(Beginning of Records shown)

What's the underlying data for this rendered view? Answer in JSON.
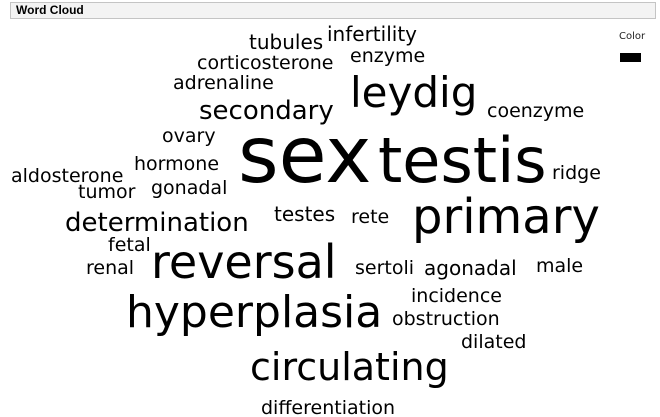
{
  "panel": {
    "title": "Word Cloud"
  },
  "legend": {
    "label": "Color",
    "color": "#000000"
  },
  "chart_data": {
    "type": "word_cloud",
    "color": "#000000",
    "words": [
      {
        "text": "sex",
        "weight": 78
      },
      {
        "text": "testis",
        "weight": 62
      },
      {
        "text": "primary",
        "weight": 48
      },
      {
        "text": "reversal",
        "weight": 46
      },
      {
        "text": "hyperplasia",
        "weight": 44
      },
      {
        "text": "leydig",
        "weight": 42
      },
      {
        "text": "circulating",
        "weight": 38
      },
      {
        "text": "secondary",
        "weight": 26
      },
      {
        "text": "determination",
        "weight": 26
      },
      {
        "text": "infertility",
        "weight": 20
      },
      {
        "text": "tubules",
        "weight": 20
      },
      {
        "text": "corticosterone",
        "weight": 19
      },
      {
        "text": "enzyme",
        "weight": 19
      },
      {
        "text": "adrenaline",
        "weight": 19
      },
      {
        "text": "coenzyme",
        "weight": 19
      },
      {
        "text": "ovary",
        "weight": 19
      },
      {
        "text": "aldosterone",
        "weight": 19
      },
      {
        "text": "hormone",
        "weight": 19
      },
      {
        "text": "ridge",
        "weight": 19
      },
      {
        "text": "tumor",
        "weight": 19
      },
      {
        "text": "gonadal",
        "weight": 19
      },
      {
        "text": "testes",
        "weight": 20
      },
      {
        "text": "rete",
        "weight": 19
      },
      {
        "text": "fetal",
        "weight": 19
      },
      {
        "text": "renal",
        "weight": 19
      },
      {
        "text": "sertoli",
        "weight": 19
      },
      {
        "text": "agonadal",
        "weight": 20
      },
      {
        "text": "male",
        "weight": 19
      },
      {
        "text": "incidence",
        "weight": 19
      },
      {
        "text": "obstruction",
        "weight": 19
      },
      {
        "text": "dilated",
        "weight": 19
      },
      {
        "text": "differentiation",
        "weight": 19
      }
    ]
  }
}
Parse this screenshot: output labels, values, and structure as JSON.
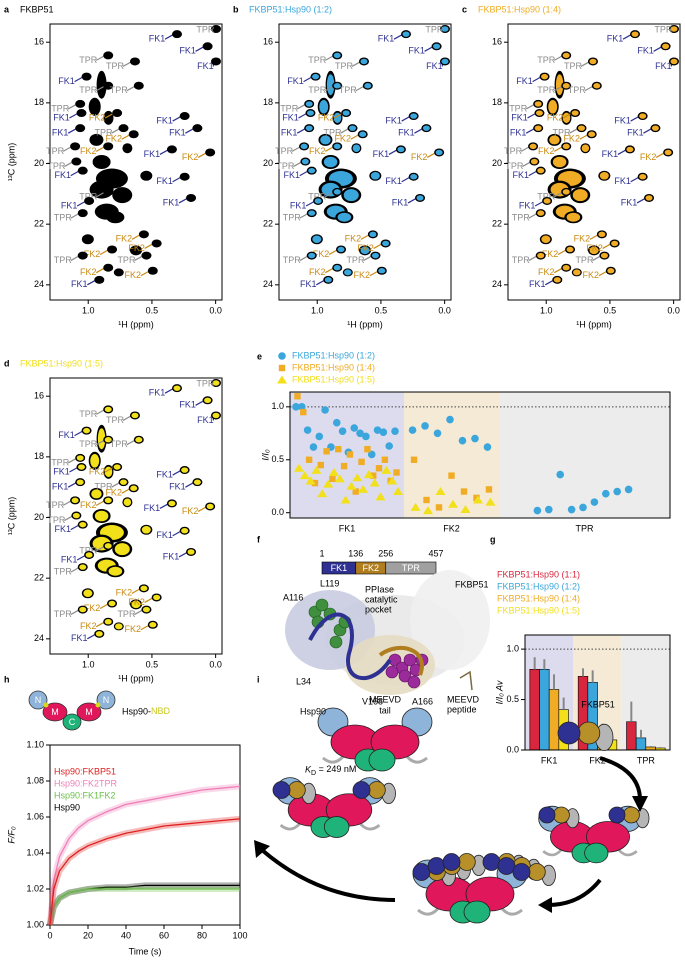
{
  "nmr": {
    "x_label": "¹H (ppm)",
    "y_label": "¹³C (ppm)",
    "xlim": [
      1.3,
      -0.05
    ],
    "ylim": [
      15.4,
      24.5
    ],
    "xticks": [
      {
        "value": 1,
        "label": "1.0"
      },
      {
        "value": 0.5,
        "label": "0.5"
      },
      {
        "value": 0,
        "label": "0.0"
      }
    ],
    "yticks": [
      16,
      18,
      20,
      22,
      24
    ],
    "label_colors": {
      "FK1": "#2e3192",
      "FK2": "#c98a12",
      "TPR": "#8c8c8c"
    },
    "panels": [
      {
        "letter": "a",
        "title": "FKBP51",
        "color": "#000000"
      },
      {
        "letter": "b",
        "title": "FKBP51:Hsp90 (1:2)",
        "color": "#3aa6dc"
      },
      {
        "letter": "c",
        "title": "FKBP51:Hsp90 (1:4)",
        "color": "#f0ac24"
      },
      {
        "letter": "d",
        "title": "FKBP51:Hsp90 (1:5)",
        "color": "#f2e01b"
      }
    ],
    "peak_labels": [
      {
        "label": "FK1",
        "h_ppm": 0.46,
        "c_ppm": 15.9
      },
      {
        "label": "TPR",
        "h_ppm": 0.08,
        "c_ppm": 15.6
      },
      {
        "label": "FK1",
        "h_ppm": 0.22,
        "c_ppm": 16.3
      },
      {
        "label": "FK1",
        "h_ppm": 0.08,
        "c_ppm": 16.8
      },
      {
        "label": "TPR",
        "h_ppm": 1.0,
        "c_ppm": 16.6
      },
      {
        "label": "TPR",
        "h_ppm": 0.79,
        "c_ppm": 16.8
      },
      {
        "label": "FK1",
        "h_ppm": 1.17,
        "c_ppm": 17.3
      },
      {
        "label": "TPR",
        "h_ppm": 1.0,
        "c_ppm": 17.6
      },
      {
        "label": "TPR",
        "h_ppm": 0.76,
        "c_ppm": 17.6
      },
      {
        "label": "TPR",
        "h_ppm": 1.22,
        "c_ppm": 18.2
      },
      {
        "label": "FK1",
        "h_ppm": 1.21,
        "c_ppm": 18.5
      },
      {
        "label": "FK2",
        "h_ppm": 0.93,
        "c_ppm": 18.5
      },
      {
        "label": "FK1",
        "h_ppm": 0.4,
        "c_ppm": 18.6
      },
      {
        "label": "FK1",
        "h_ppm": 0.3,
        "c_ppm": 19.0
      },
      {
        "label": "FK1",
        "h_ppm": 1.22,
        "c_ppm": 19.0
      },
      {
        "label": "TPR",
        "h_ppm": 0.88,
        "c_ppm": 19.0
      },
      {
        "label": "FK2",
        "h_ppm": 0.8,
        "c_ppm": 19.2
      },
      {
        "label": "TPR",
        "h_ppm": 1.26,
        "c_ppm": 19.6
      },
      {
        "label": "FK2",
        "h_ppm": 1.0,
        "c_ppm": 19.6
      },
      {
        "label": "FK1",
        "h_ppm": 0.5,
        "c_ppm": 19.7
      },
      {
        "label": "FK2",
        "h_ppm": 0.2,
        "c_ppm": 19.8
      },
      {
        "label": "TPR",
        "h_ppm": 1.25,
        "c_ppm": 20.1
      },
      {
        "label": "FK1",
        "h_ppm": 1.2,
        "c_ppm": 20.4
      },
      {
        "label": "FK1",
        "h_ppm": 0.4,
        "c_ppm": 20.6
      },
      {
        "label": "TPR",
        "h_ppm": 1.0,
        "c_ppm": 21.1
      },
      {
        "label": "FK1",
        "h_ppm": 0.35,
        "c_ppm": 21.3
      },
      {
        "label": "FK1",
        "h_ppm": 1.15,
        "c_ppm": 21.4
      },
      {
        "label": "TPR",
        "h_ppm": 1.2,
        "c_ppm": 21.8
      },
      {
        "label": "FK2",
        "h_ppm": 0.72,
        "c_ppm": 22.5
      },
      {
        "label": "FK2",
        "h_ppm": 0.62,
        "c_ppm": 22.8
      },
      {
        "label": "FK2",
        "h_ppm": 0.97,
        "c_ppm": 23.0
      },
      {
        "label": "TPR",
        "h_ppm": 1.2,
        "c_ppm": 23.2
      },
      {
        "label": "TPR",
        "h_ppm": 0.7,
        "c_ppm": 23.2
      },
      {
        "label": "FK2",
        "h_ppm": 1.0,
        "c_ppm": 23.6
      },
      {
        "label": "FK2",
        "h_ppm": 0.65,
        "c_ppm": 23.7
      },
      {
        "label": "FK1",
        "h_ppm": 1.07,
        "c_ppm": 24.0
      }
    ]
  },
  "panel_e": {
    "letter": "e",
    "y_label": "I/I₀",
    "ylim": [
      -0.05,
      1.14
    ],
    "yticks": [
      {
        "value": 0,
        "label": "0.0"
      },
      {
        "value": 0.5,
        "label": "0.5"
      },
      {
        "value": 1,
        "label": "1.0"
      }
    ],
    "hline": 1,
    "groups": [
      {
        "name": "FK1",
        "color": "#dcdcee"
      },
      {
        "name": "FK2",
        "color": "#f5ead5"
      },
      {
        "name": "TPR",
        "color": "#ececec"
      }
    ],
    "series": [
      {
        "name": "FKBP51:Hsp90 (1:2)",
        "color": "#3aa6dc",
        "marker": "circle",
        "values": [
          [
            1.0,
            1.0,
            0.78,
            0.62,
            0.72,
            0.97,
            0.62,
            0.85,
            0.77,
            0.57,
            0.8,
            0.75,
            0.72,
            0.55,
            0.78,
            0.76,
            0.63,
            0.77
          ],
          [
            0.78,
            0.82,
            0.75,
            0.88,
            0.68,
            0.7,
            0.62
          ],
          [
            0.02,
            0.03,
            0.36,
            0.03,
            0.05,
            0.1,
            0.18,
            0.2,
            0.22
          ]
        ]
      },
      {
        "name": "FKBP51:Hsp90 (1:4)",
        "color": "#f0ac24",
        "marker": "square",
        "values": [
          [
            1.1,
            0.95,
            0.5,
            0.28,
            0.45,
            0.58,
            0.32,
            0.6,
            0.44,
            0.55,
            0.2,
            0.48,
            0.6,
            0.35,
            0.42,
            0.5,
            0.3,
            0.38
          ],
          [
            0.5,
            0.12,
            0.05,
            0.35,
            0.2,
            0.14,
            0.22
          ],
          []
        ]
      },
      {
        "name": "FKBP51:Hsp90 (1:5)",
        "color": "#f2e01b",
        "marker": "triangle",
        "values": [
          [
            0.42,
            0.35,
            0.3,
            0.4,
            0.18,
            0.27,
            0.38,
            0.32,
            0.12,
            0.25,
            0.33,
            0.22,
            0.36,
            0.28,
            0.15,
            0.4,
            0.3,
            0.2
          ],
          [
            0.05,
            0.02,
            0.2,
            0.08,
            0.03,
            0.12,
            0.1
          ],
          []
        ]
      }
    ]
  },
  "panel_f": {
    "letter": "f",
    "domain_bounds": [
      1,
      136,
      256,
      457
    ],
    "domains": [
      {
        "name": "FK1",
        "color": "#2e3192"
      },
      {
        "name": "FK2",
        "color": "#b07e1e"
      },
      {
        "name": "TPR",
        "color": "#a0a0a0"
      }
    ],
    "labels": {
      "protein": "FKBP51",
      "a116": "A116",
      "l119": "L119",
      "pocket": [
        "PPIase",
        "catalytic",
        "pocket"
      ],
      "l34": "L34",
      "v168": "V168",
      "a166": "A166",
      "peptide": [
        "MEEVD",
        "peptide"
      ]
    }
  },
  "panel_g": {
    "letter": "g",
    "y_label": "I/I₀ Av",
    "ylim": [
      0,
      1.14
    ],
    "yticks": [
      {
        "value": 0,
        "label": "0.0"
      },
      {
        "value": 0.5,
        "label": "0.5"
      },
      {
        "value": 1,
        "label": "1.0"
      }
    ],
    "hline": 1,
    "groups": [
      {
        "name": "FK1",
        "color": "#dcdcee"
      },
      {
        "name": "FK2",
        "color": "#f5ead5"
      },
      {
        "name": "TPR",
        "color": "#ececec"
      }
    ],
    "series": [
      {
        "name": "FKBP51:Hsp90 (1:1)",
        "color": "#d7263d",
        "values": [
          0.8,
          0.73,
          0.28
        ],
        "errors": [
          0.12,
          0.08,
          0.2
        ]
      },
      {
        "name": "FKBP51:Hsp90 (1:2)",
        "color": "#3aa6dc",
        "values": [
          0.8,
          0.67,
          0.12
        ],
        "errors": [
          0.1,
          0.12,
          0.08
        ]
      },
      {
        "name": "FKBP51:Hsp90 (1:4)",
        "color": "#f0ac24",
        "values": [
          0.6,
          0.2,
          0.03
        ],
        "errors": [
          0.15,
          0.06,
          0.01
        ]
      },
      {
        "name": "FKBP51:Hsp90 (1:5)",
        "color": "#f2e01b",
        "values": [
          0.4,
          0.1,
          0.02
        ],
        "errors": [
          0.12,
          0.05,
          0.01
        ]
      }
    ]
  },
  "panel_h": {
    "letter": "h",
    "cartoon_title": "Hsp90-",
    "cartoon_tag": "NBD",
    "cartoon_domains": [
      "N",
      "M",
      "C",
      "M",
      "N"
    ],
    "x_label": "Time (s)",
    "y_label": "F/F₀",
    "xlim": [
      0,
      100
    ],
    "ylim": [
      1.0,
      1.1
    ],
    "xticks": [
      0,
      20,
      40,
      60,
      80,
      100
    ],
    "yticks": [
      {
        "value": 1.0,
        "label": "1.00"
      },
      {
        "value": 1.02,
        "label": "1.02"
      },
      {
        "value": 1.04,
        "label": "1.04"
      },
      {
        "value": 1.06,
        "label": "1.06"
      },
      {
        "value": 1.08,
        "label": "1.08"
      },
      {
        "value": 1.1,
        "label": "1.10"
      }
    ],
    "x": [
      0,
      2,
      5,
      10,
      15,
      20,
      30,
      40,
      50,
      60,
      70,
      80,
      90,
      100
    ],
    "series": [
      {
        "name": "Hsp90:FKBP51",
        "color": "#e02020",
        "values": [
          1.0,
          1.02,
          1.03,
          1.037,
          1.041,
          1.044,
          1.048,
          1.051,
          1.053,
          1.055,
          1.056,
          1.057,
          1.058,
          1.059
        ]
      },
      {
        "name": "Hsp90:FK2TPR",
        "color": "#ef7fb8",
        "values": [
          1.0,
          1.025,
          1.038,
          1.048,
          1.054,
          1.058,
          1.063,
          1.067,
          1.069,
          1.071,
          1.073,
          1.075,
          1.076,
          1.077
        ]
      },
      {
        "name": "Hsp90:FK1FK2",
        "color": "#6cc04a",
        "values": [
          1.0,
          1.01,
          1.015,
          1.018,
          1.019,
          1.02,
          1.02,
          1.02,
          1.02,
          1.02,
          1.02,
          1.02,
          1.02,
          1.02
        ]
      },
      {
        "name": "Hsp90",
        "color": "#000000",
        "values": [
          1.0,
          1.01,
          1.015,
          1.018,
          1.019,
          1.02,
          1.021,
          1.021,
          1.022,
          1.022,
          1.022,
          1.022,
          1.022,
          1.022
        ]
      }
    ]
  },
  "panel_i": {
    "letter": "i",
    "hsp90": "Hsp90",
    "tail": [
      "MEEVD",
      "tail"
    ],
    "fkbp51": "FKBP51",
    "kd": {
      "symbol": "K",
      "subscript": "D",
      "rest": " = 249 nM"
    }
  }
}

(End of Records shown)

Find each line in the records that contains the string "marker", then say how many there are and nothing else.

→ Your response
3